* **Supplied information**
-=-=-=-=-

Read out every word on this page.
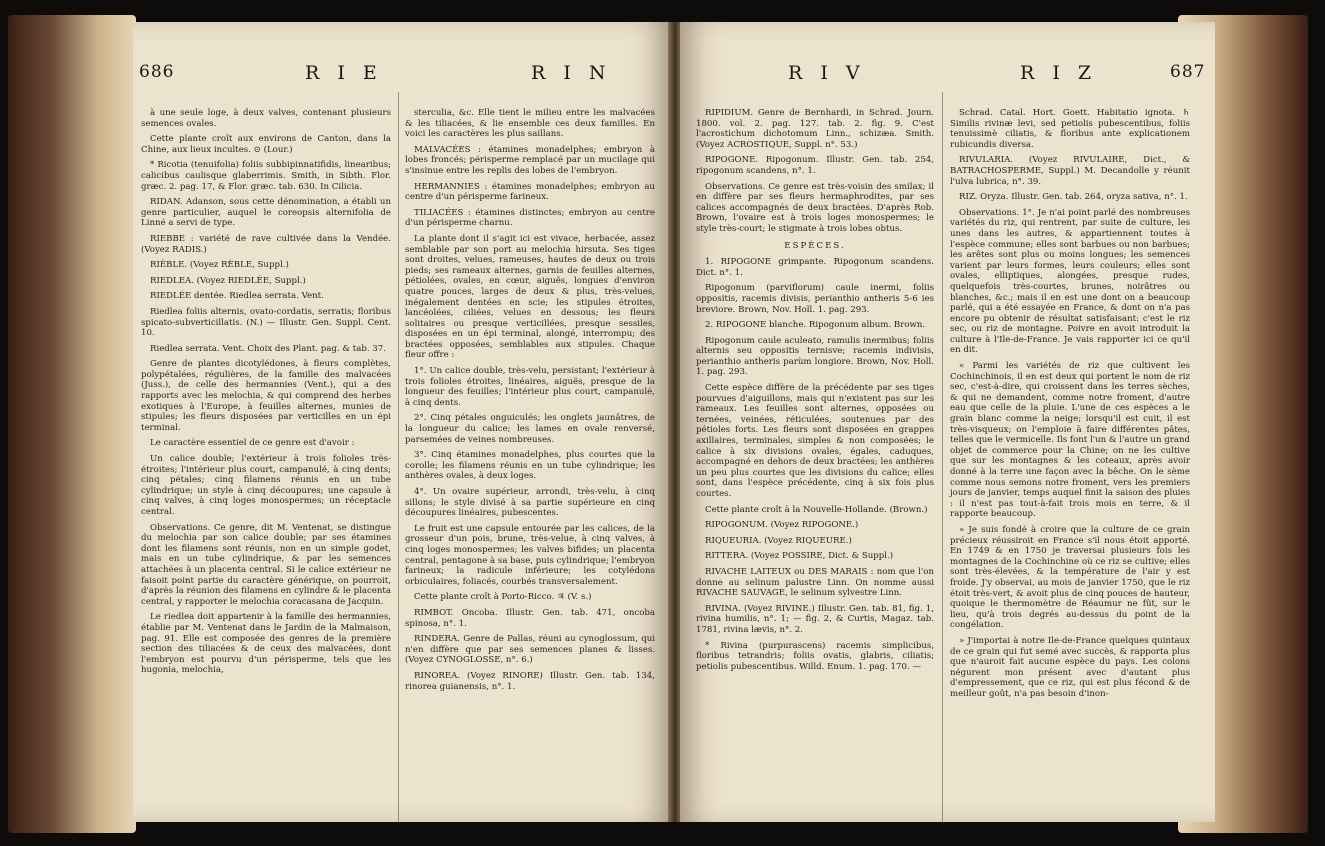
686	R I E	R I N

à une seule loge, à deux valves, contenant plusieurs semences ovales.

Cette plante croît aux environs de Canton, dans la Chine, aux lieux incultes. ⊙ (Lour.)

* Ricotia (tenuifolia) foliis subbipinnatifidis, linearibus; calicibus caulisque glaberrimis. Smith, in Sibth. Flor. græc. 2. pag. 17, & Flor. græc. tab. 630. In Cilicia.

RIDAN. Adanson, sous cette dénomination, a établi un genre particulier, auquel le coreopsis alternifolia de Linné a servi de type.

RIEBBE : variété de rave cultivée dans la Vendée. (Voyez RADIS.)

RIÈBLE. (Voyez RÈBLE, Suppl.)

RIEDLEA. (Voyez RIEDLÉE, Suppl.)

RIEDLÉE dentée. Riedlea serrata. Vent.

Riedlea foliis alternis, ovato-cordatis, serratis; floribus spicato-subverticillatis. (N.) — Illustr. Gen. Suppl. Cent. 10.

Riedlea serrata. Vent. Choix des Plant. pag. & tab. 37.

Genre de plantes dicotylédones, à fleurs complètes, polypétalées, régulières, de la famille des malvacées (Juss.), de celle des hermannies (Vent.), qui a des rapports avec les melochia, & qui comprend des herbes exotiques à l'Europe, à feuilles alternes, munies de stipules; les fleurs disposées par verticilles en un épi terminal.

Le caractère essentiel de ce genre est d'avoir :

Un calice double; l'extérieur à trois folioles très-étroites; l'intérieur plus court, campanulé, à cinq dents; cinq pétales; cinq filamens réunis en un tube cylindrique; un style à cinq découpures; une capsule à cinq valves, à cinq loges monospermes; un réceptacle central.

Observations. Ce genre, dit M. Ventenat, se distingue du melochia par son calice double; par ses étamines dont les filamens sont réunis, non en un simple godet, mais en un tube cylindrique, & par les semences attachées à un placenta central. Si le calice extérieur ne faisoit point partie du caractère générique, on pourroit, d'après la réunion des filamens en cylindre & le placenta central, y rapporter le melochia coracasana de Jacquin.

Le riedlea doit appartenir à la famille des hermannies, établie par M. Ventenat dans le Jardin de la Malmaison, pag. 91. Elle est composée des genres de la première section des tiliacées & de ceux des malvacées, dont l'embryon est pourvu d'un périsperme, tels que les hugonia, melochia,

sterculia, &c. Elle tient le milieu entre les malvacées & les tiliacées, & lie ensemble ces deux familles. En voici les caractères les plus saillans.

MALVACÉES : étamines monadelphes; embryon à lobes froncés; périsperme remplacé par un mucilage qui s'insinue entre les replis des lobes de l'embryon.

HERMANNIES : étamines monadelphes; embryon au centre d'un périsperme farineux.

TILIACÉES : étamines distinctes; embryon au centre d'un périsperme charnu.

La plante dont il s'agit ici est vivace, herbacée, assez semblable par son port au melochia hirsuta. Ses tiges sont droites, velues, rameuses, hautes de deux ou trois pieds; ses rameaux alternes, garnis de feuilles alternes, pétiolées, ovales, en cœur, aiguës, longues d'environ quatre pouces, larges de deux & plus, très-velues, inégalement dentées en scie; les stipules étroites, lancéolées, ciliées, velues en dessous; les fleurs solitaires ou presque verticillées, presque sessiles, disposées en un épi terminal, alongé, interrompu; des bractées opposées, semblables aux stipules. Chaque fleur offre :

1°. Un calice double, très-velu, persistant; l'extérieur à trois folioles étroites, linéaires, aiguës, presque de la longueur des feuilles; l'intérieur plus court, campanulé, à cinq dents.

2°. Cinq pétales onguiculés; les onglets jaunâtres, de la longueur du calice; les lames en ovale renversé, parsemées de veines nombreuses.

3°. Cinq étamines monadelphes, plus courtes que la corolle; les filamens réunis en un tube cylindrique; les anthères ovales, à deux loges.

4°. Un ovaire supérieur, arrondi, très-velu, à cinq sillons; le style divisé à sa partie supérieure en cinq découpures linéaires, pubescentes.

Le fruit est une capsule entourée par les calices, de la grosseur d'un pois, brune, très-velue, à cinq valves, à cinq loges monospermes; les valves bifides; un placenta central, pentagone à sa base, puis cylindrique; l'embryon farineux; la radicule inférieure; les cotylédons orbiculaires, foliacés, courbés transversalement.

Cette plante croît à Porto-Ricco. ♃ (V. s.)

RIMBOT. Oncoba. Illustr. Gen. tab. 471, oncoba spinosa, n°. 1.

RINDERA. Genre de Pallas, réuni au cynoglossum, qui n'en diffère que par ses semences planes & lisses. (Voyez CYNOGLOSSE, n°. 6.)

RINOREA. (Voyez RINORE) Illustr. Gen. tab. 134, rinorea guianensis, n°. 1.

R I V	R I Z	687

RIPIDIUM. Genre de Bernhardi, in Schrad. Journ. 1800. vol. 2. pag. 127. tab. 2. fig. 9. C'est l'acrostichum dichotomum Linn., schizæa. Smith. (Voyez ACROSTIQUE, Suppl. n°. 53.)

RIPOGONE. Ripogonum. Illustr. Gen. tab. 254, ripogonum scandens, n°. 1.

Observations. Ce genre est très-voisin des smilax; il en diffère par ses fleurs hermaphrodites, par ses calices accompagnés de deux bractées. D'après Rob. Brown, l'ovaire est à trois loges monospermes; le style très-court; le stigmate à trois lobes obtus.

ESPÈCES.

1. RIPOGONE grimpante. Ripogonum scandens. Dict. n°. 1.

Ripogonum (parviflorum) caule inermi, foliis oppositis, racemis divisis, perianthio antheris 5-6 ies breviore. Brown, Nov. Holl. 1. pag. 293.

2. RIPOGONE blanche. Ripogonum album. Brown.

Ripogonum caule aculeato, ramulis inermibus; foliis alternis seu oppositis ternisve; racemis indivisis, perianthio antheris parùm longiore. Brown, Nov. Holl. 1. pag. 293.

Cette espèce diffère de la précédente par ses tiges pourvues d'aiguillons, mais qui n'existent pas sur les rameaux. Les feuilles sont alternes, opposées ou ternées, veinées, réticulées, soutenues par des pétioles forts. Les fleurs sont disposées en grappes axillaires, terminales, simples & non composées; le calice à six divisions ovales, égales, caduques, accompagné en dehors de deux bractées; les anthères un peu plus courtes que les divisions du calice; elles sont, dans l'espèce précédente, cinq à six fois plus courtes.

Cette plante croît à la Nouvelle-Hollande. (Brown.)

RIPOGONUM. (Voyez RIPOGONE.)

RIQUEURIA. (Voyez RIQUEURE.)

RITTERA. (Voyez POSSIRE, Dict. & Suppl.)

RIVACHE LAITEUX ou DES MARAIS : nom que l'on donne au selinum palustre Linn. On nomme aussi RIVACHE SAUVAGE, le selinum sylvestre Linn.

RIVINA. (Voyez RIVINE.) Illustr. Gen. tab. 81, fig. 1, rivina humilis, n°. 1; — fig. 2, & Curtis, Magaz. tab. 1781, rivina lævis, n°. 2.

* Rivina (purpurascens) racemis simplicibus, floribus tetrandris; foliis ovatis, glabris, ciliatis; petiolis pubescentibus. Willd. Enum. 1. pag. 170. —

Schrad. Catal. Hort. Goett. Habitatio ignota. ♄ Similis rivinæ levi, sed petiolis pubescentibus, foliis tenuissimè ciliatis, & floribus ante explicationem rubicundis diversa.

RIVULARIA. (Voyez RIVULAIRE, Dict., & BATRACHOSPERME, Suppl.) M. Decandolle y réunit l'ulva lubrica, n°. 39.

RIZ. Oryza. Illustr. Gen. tab. 264, oryza sativa, n°. 1.

Observations. 1°. Je n'ai point parlé des nombreuses variétés du riz, qui rentrent, par suite de culture, les unes dans les autres, & appartiennent toutes à l'espèce commune; elles sont barbues ou non barbues; les arêtes sont plus ou moins longues; les semences varient par leurs formes, leurs couleurs; elles sont ovales, elliptiques, alongées, presque rudes, quelquefois très-courtes, brunes, noirâtres ou blanches, &c.; mais il en est une dont on a beaucoup parlé, qui a été essayée en France, & dont on n'a pas encore pu obtenir de résultat satisfaisant: c'est le riz sec, ou riz de montagne. Poivre en avoit introduit la culture à l'Ile-de-France. Je vais rapporter ici ce qu'il en dit.

« Parmi les variétés de riz que cultivent les Cochinchinois, il en est deux qui portent le nom de riz sec, c'est-à-dire, qui croissent dans les terres sèches, & qui ne demandent, comme notre froment, d'autre eau que celle de la pluie. L'une de ces espèces a le grain blanc comme la neige; lorsqu'il est cuit, il est très-visqueux; on l'emploie à faire différentes pâtes, telles que le vermicelle. Ils font l'un & l'autre un grand objet de commerce pour la Chine; on ne les cultive que sur les montagnes & les coteaux, après avoir donné à la terre une façon avec la bêche. On le sème comme nous semons notre froment, vers les premiers jours de janvier, temps auquel finit la saison des pluies : il n'est pas tout-à-fait trois mois en terre, & il rapporte beaucoup.

» Je suis fondé à croire que la culture de ce grain précieux réussiroit en France s'il nous étoit apporté. En 1749 & en 1750 je traversai plusieurs fois les montagnes de la Cochinchine où ce riz se cultive; elles sont très-élevées, & la température de l'air y est froide. J'y observai, au mois de janvier 1750, que le riz étoit très-vert, & avoit plus de cinq pouces de hauteur, quoique le thermomètre de Réaumur ne fût, sur le lieu, qu'à trois degrés au-dessus du point de la congélation.

» J'importai à notre Ile-de-France quelques quintaux de ce grain qui fut semé avec succès, & rapporta plus que n'auroit fait aucune espèce du pays. Les colons négurent mon présent avec d'autant plus d'empressement, que ce riz, qui est plus fécond & de meilleur goût, n'a pas besoin d'inon-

-=-=-=-=-

* **Problem details**
Whenever "RIPOGONE" turns up in a line, pick that line out.

* **Solution to this problem**
RIPOGONE. Ripogonum. Illustr. Gen. tab. 254, ripogonum scandens, n°. 1.
1. RIPOGONE grimpante. Ripogonum scandens. Dict. n°. 1.
2. RIPOGONE blanche. Ripogonum album. Brown.
RIPOGONUM. (Voyez RIPOGONE.)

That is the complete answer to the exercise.